[BEGIN ROWS]

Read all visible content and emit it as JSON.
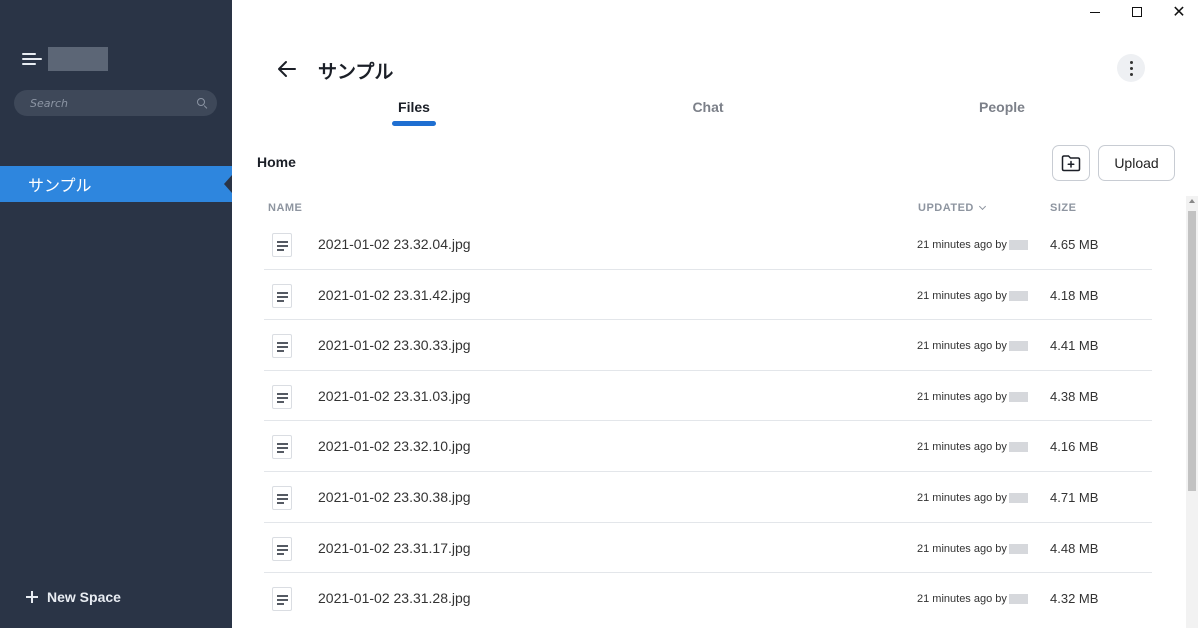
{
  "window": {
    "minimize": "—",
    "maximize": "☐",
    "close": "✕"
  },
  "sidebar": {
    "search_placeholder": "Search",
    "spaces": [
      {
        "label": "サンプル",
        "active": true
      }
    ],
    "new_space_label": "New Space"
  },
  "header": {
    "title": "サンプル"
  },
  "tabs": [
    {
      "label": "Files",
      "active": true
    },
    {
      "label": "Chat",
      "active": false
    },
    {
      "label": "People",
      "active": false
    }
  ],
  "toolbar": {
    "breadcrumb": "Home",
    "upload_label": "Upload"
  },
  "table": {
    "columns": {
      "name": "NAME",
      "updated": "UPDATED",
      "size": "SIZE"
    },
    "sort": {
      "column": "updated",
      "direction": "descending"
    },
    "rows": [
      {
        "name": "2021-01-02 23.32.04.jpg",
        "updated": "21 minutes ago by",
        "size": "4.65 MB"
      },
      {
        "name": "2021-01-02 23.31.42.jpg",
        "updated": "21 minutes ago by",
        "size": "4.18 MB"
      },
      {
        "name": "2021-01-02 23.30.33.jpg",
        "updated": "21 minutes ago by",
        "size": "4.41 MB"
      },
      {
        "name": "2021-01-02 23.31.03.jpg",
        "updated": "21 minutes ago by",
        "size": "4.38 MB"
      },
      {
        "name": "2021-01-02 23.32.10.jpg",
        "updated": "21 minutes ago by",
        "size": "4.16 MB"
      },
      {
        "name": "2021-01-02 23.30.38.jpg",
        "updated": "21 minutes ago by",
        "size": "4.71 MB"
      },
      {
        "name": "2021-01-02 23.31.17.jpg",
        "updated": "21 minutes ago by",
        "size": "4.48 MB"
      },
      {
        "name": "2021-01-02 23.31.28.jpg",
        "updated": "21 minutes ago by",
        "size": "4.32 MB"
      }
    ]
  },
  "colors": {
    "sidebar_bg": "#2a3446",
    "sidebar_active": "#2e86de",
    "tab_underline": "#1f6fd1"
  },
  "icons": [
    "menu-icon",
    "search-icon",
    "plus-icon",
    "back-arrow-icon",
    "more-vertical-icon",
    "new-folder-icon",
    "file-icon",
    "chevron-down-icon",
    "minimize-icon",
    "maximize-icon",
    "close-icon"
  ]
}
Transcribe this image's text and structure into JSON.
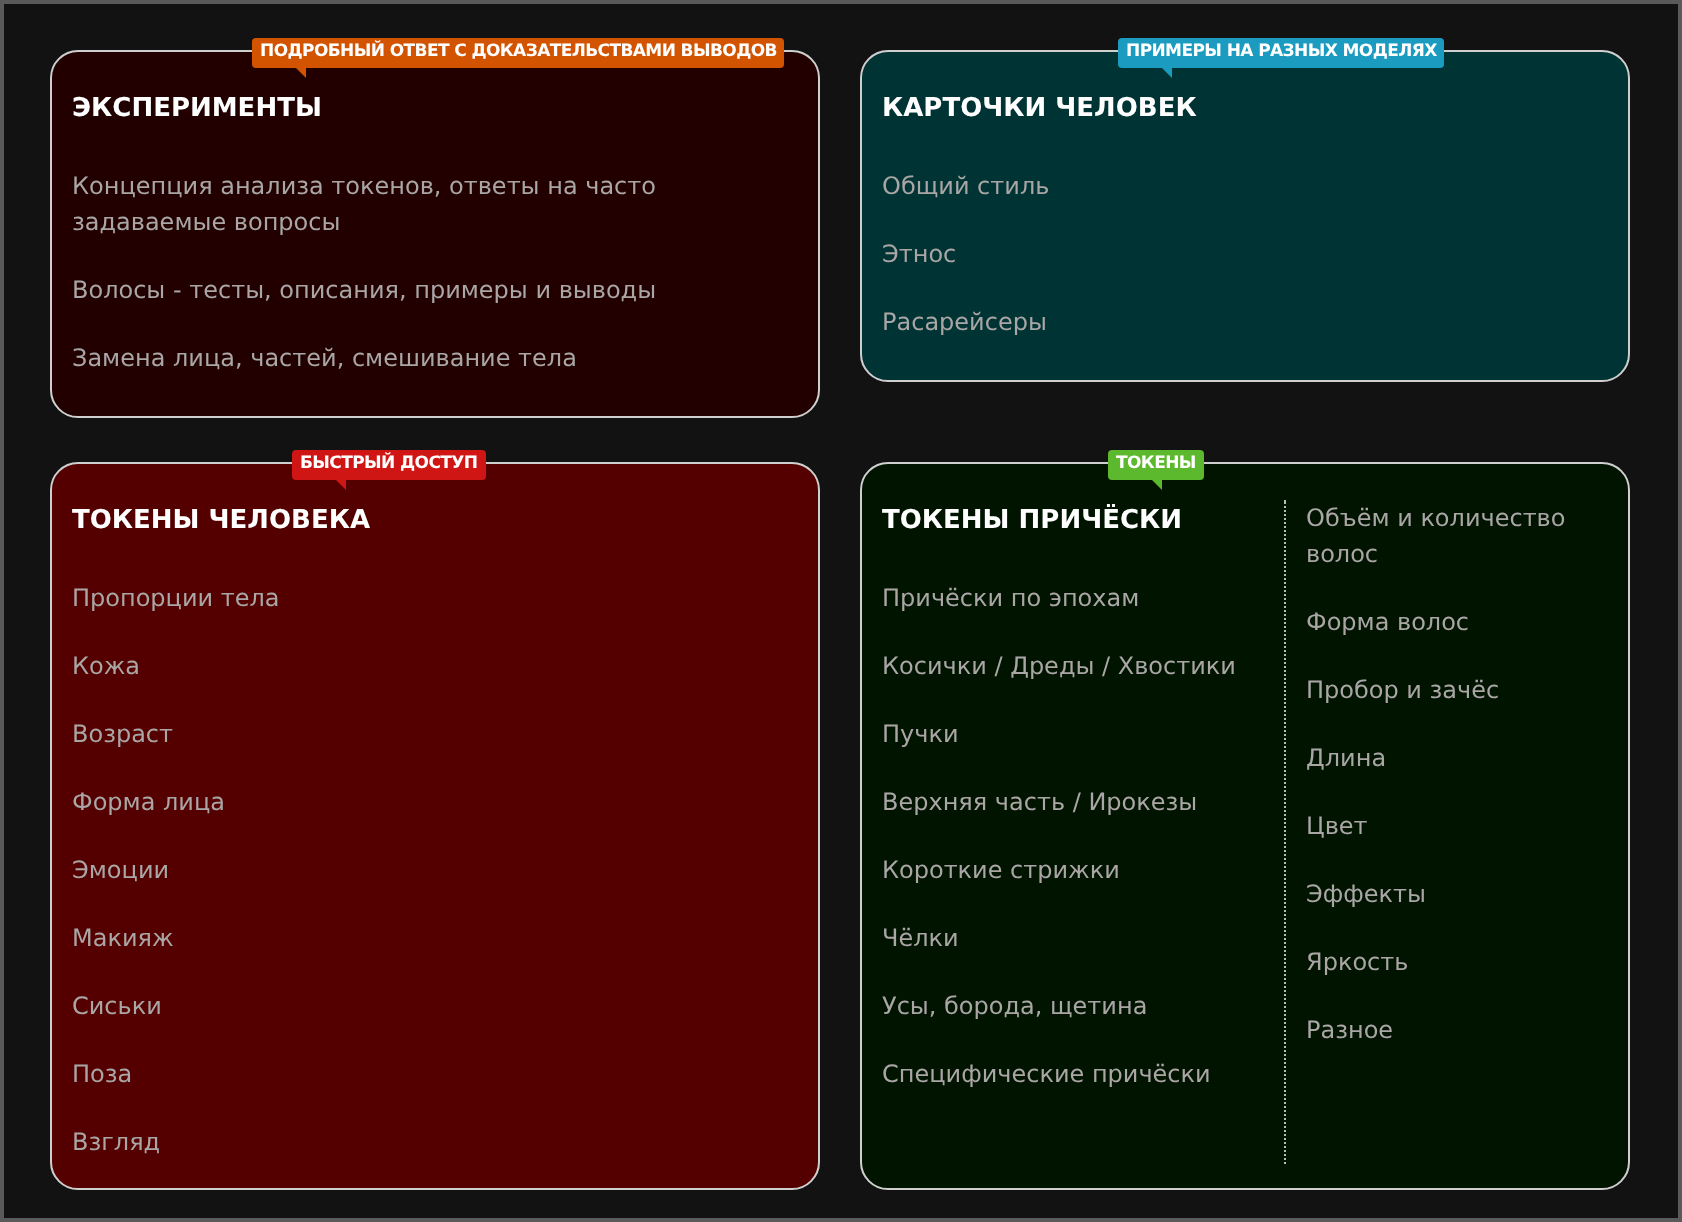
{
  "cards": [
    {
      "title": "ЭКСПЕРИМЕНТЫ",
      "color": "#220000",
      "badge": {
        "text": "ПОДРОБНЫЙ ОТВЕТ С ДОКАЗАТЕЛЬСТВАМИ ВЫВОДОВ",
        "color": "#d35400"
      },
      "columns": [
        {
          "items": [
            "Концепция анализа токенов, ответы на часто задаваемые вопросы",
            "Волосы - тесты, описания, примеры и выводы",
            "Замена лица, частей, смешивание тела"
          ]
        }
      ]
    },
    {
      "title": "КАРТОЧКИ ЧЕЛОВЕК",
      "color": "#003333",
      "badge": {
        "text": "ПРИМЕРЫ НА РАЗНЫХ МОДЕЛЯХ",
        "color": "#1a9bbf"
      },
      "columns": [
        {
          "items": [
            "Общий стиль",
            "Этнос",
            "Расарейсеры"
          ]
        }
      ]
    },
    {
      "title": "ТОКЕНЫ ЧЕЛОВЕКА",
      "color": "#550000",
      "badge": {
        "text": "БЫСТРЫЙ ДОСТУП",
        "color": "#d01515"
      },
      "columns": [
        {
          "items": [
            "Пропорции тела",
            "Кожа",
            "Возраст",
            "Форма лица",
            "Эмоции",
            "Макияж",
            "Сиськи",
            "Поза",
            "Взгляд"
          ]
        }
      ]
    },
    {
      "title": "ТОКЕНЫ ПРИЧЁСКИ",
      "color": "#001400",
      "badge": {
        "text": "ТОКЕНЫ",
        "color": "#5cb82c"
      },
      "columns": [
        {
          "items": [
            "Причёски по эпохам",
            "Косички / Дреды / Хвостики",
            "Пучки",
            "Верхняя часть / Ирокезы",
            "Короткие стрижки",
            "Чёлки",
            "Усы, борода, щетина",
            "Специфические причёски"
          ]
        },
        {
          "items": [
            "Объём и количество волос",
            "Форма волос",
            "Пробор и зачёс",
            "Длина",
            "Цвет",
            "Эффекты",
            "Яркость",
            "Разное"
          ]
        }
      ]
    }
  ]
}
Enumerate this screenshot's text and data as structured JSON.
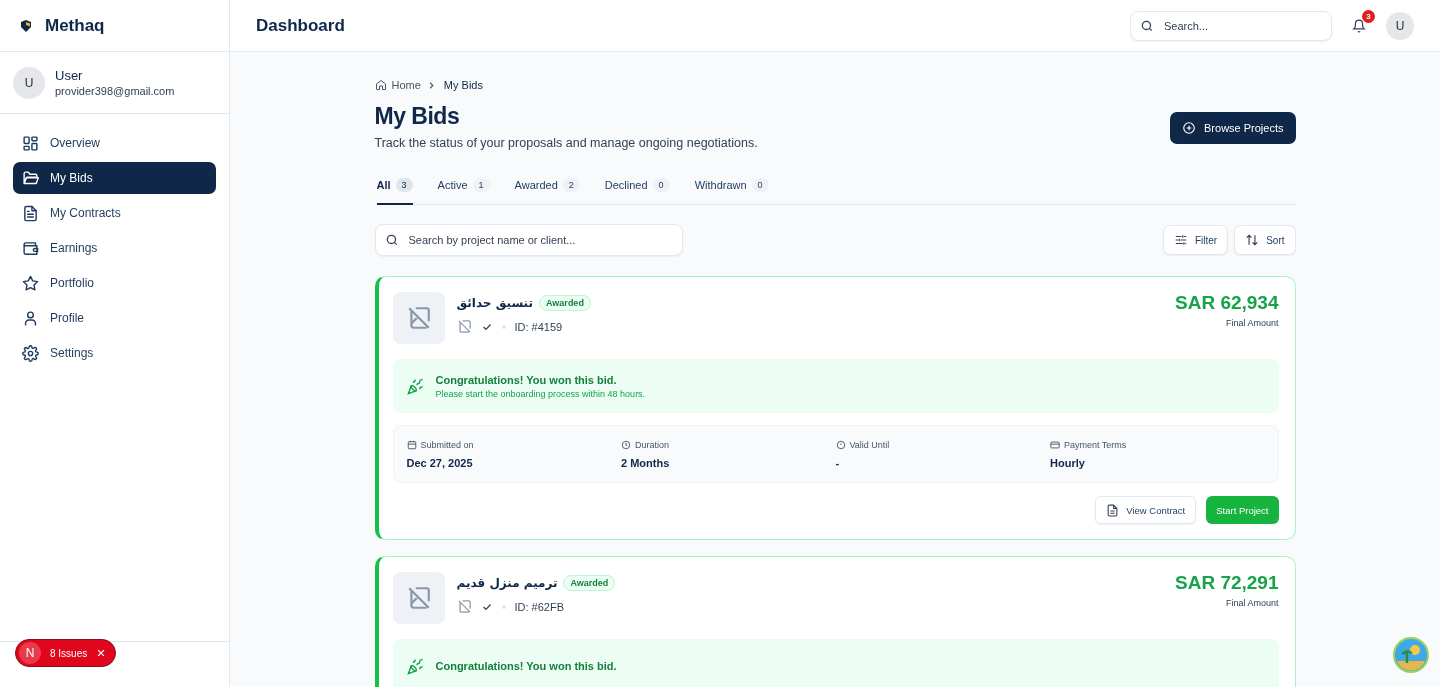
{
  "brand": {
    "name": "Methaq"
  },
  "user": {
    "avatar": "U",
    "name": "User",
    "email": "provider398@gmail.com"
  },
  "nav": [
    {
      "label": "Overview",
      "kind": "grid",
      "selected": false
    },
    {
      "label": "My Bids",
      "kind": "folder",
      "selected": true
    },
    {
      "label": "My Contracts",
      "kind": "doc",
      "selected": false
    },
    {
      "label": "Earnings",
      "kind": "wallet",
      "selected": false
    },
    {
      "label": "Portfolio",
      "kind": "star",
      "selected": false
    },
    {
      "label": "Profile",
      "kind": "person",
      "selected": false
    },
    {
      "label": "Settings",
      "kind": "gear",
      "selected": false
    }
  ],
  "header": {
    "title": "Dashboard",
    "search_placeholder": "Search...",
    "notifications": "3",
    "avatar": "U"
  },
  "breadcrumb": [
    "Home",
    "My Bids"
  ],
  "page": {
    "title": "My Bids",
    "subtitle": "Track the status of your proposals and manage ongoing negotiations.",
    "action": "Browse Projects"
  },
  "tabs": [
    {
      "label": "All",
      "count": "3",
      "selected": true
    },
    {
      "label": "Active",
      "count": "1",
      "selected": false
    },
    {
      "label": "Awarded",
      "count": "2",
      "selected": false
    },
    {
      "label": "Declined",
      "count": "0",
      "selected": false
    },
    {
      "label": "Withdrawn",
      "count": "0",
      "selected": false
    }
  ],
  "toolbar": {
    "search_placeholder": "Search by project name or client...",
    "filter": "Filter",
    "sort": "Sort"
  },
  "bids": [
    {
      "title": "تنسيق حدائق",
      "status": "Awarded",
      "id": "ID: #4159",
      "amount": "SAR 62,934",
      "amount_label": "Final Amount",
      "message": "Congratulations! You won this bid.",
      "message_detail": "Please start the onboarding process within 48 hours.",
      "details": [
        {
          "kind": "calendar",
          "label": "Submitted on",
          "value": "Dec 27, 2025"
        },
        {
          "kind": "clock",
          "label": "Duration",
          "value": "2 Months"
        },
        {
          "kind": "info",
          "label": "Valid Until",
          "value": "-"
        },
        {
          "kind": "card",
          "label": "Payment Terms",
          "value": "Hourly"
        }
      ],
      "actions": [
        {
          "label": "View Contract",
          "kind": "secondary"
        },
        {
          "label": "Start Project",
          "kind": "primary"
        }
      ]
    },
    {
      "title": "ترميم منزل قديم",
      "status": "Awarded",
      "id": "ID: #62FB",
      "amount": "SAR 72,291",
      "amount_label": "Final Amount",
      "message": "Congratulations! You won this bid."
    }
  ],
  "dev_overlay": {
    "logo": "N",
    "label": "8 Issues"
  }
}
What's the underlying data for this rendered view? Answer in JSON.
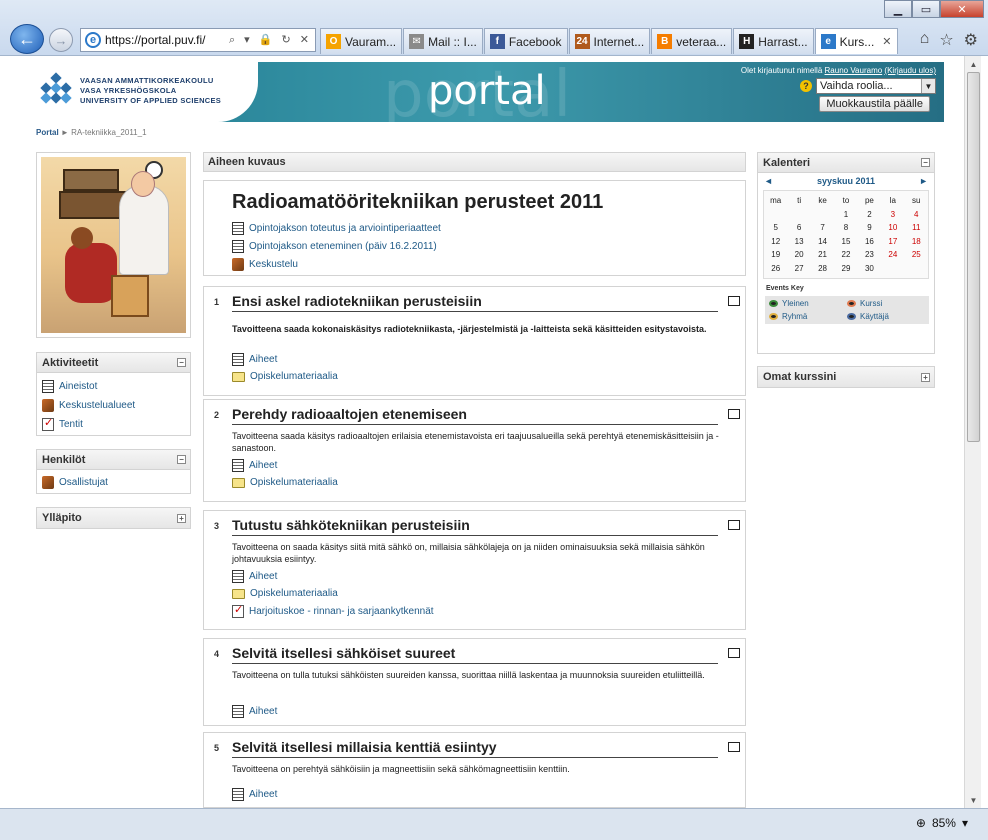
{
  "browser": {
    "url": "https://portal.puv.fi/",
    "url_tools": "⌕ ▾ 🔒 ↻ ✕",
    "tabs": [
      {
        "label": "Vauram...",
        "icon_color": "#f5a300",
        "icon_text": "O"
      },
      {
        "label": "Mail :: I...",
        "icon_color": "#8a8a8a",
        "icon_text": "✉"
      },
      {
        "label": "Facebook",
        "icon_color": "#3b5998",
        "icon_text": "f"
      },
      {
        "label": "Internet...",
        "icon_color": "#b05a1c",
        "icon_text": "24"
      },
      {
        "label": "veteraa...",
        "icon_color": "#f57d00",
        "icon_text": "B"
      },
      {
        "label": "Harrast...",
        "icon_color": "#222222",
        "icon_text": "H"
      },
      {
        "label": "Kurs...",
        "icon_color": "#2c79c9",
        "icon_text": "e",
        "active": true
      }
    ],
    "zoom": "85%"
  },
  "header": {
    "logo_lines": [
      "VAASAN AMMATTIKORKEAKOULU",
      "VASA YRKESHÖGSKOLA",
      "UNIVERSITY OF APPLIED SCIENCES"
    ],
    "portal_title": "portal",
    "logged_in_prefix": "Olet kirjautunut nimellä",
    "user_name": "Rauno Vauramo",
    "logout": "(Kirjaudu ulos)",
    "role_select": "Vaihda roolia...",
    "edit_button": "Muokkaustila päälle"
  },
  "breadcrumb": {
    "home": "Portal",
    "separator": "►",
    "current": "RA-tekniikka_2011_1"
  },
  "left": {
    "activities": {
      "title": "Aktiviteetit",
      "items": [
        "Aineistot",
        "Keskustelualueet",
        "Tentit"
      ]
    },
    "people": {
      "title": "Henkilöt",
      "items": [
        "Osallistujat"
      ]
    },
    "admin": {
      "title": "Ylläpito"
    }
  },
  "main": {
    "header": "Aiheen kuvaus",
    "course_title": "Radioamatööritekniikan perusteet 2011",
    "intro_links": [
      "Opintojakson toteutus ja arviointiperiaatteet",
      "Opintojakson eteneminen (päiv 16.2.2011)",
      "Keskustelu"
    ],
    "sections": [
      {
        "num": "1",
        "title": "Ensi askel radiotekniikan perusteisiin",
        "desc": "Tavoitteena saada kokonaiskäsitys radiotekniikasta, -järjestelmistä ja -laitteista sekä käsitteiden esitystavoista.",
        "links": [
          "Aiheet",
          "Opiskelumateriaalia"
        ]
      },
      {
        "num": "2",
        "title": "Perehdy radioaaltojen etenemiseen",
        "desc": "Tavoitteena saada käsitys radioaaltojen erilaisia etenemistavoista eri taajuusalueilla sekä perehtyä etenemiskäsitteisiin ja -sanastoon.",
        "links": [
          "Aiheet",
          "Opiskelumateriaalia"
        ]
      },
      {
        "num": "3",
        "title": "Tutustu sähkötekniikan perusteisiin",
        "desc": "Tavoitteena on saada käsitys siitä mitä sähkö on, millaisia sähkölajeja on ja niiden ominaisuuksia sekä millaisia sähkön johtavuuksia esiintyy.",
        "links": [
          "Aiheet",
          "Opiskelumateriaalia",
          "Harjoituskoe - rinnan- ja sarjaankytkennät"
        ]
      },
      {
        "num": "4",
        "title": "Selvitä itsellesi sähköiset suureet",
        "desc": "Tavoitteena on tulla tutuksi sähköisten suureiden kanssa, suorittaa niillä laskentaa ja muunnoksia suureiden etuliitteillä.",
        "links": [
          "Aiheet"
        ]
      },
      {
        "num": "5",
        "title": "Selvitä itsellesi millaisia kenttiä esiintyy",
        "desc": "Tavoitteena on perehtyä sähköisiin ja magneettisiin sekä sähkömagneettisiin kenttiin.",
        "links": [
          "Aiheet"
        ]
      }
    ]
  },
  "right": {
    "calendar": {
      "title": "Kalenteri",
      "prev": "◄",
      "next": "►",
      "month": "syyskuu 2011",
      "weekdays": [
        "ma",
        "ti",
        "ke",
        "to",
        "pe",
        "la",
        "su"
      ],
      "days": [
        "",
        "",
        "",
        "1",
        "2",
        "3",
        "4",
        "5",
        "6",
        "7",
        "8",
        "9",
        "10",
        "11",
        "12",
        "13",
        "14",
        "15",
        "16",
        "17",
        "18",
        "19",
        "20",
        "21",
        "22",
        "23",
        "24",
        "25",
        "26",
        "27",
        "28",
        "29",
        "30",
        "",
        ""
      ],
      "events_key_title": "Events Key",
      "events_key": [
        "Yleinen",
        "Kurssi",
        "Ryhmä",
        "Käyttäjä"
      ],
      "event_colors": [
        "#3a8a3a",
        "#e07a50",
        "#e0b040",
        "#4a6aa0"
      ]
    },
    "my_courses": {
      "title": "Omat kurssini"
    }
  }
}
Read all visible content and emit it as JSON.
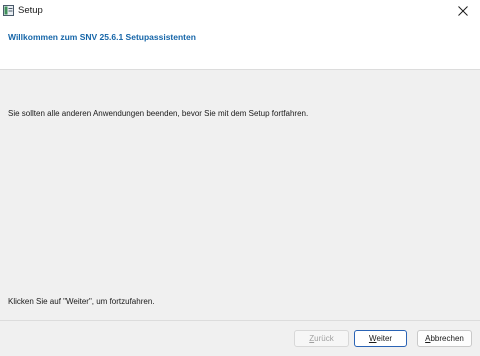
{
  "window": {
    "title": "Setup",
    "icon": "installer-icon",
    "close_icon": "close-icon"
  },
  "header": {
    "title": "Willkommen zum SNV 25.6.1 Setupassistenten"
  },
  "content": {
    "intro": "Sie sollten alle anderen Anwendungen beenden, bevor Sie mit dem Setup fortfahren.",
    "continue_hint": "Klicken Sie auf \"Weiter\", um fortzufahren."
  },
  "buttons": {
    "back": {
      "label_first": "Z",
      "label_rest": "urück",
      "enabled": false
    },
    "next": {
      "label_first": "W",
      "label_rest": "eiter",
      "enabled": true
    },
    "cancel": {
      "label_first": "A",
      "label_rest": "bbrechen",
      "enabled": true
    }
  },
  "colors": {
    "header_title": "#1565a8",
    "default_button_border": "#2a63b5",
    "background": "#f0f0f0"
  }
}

[END ROWS]

PROBLEM:
Report the number of lines in the entries above that include the word "perehtyä" and add nothing to it.

ANSWER TO THIS PROBLEM:
2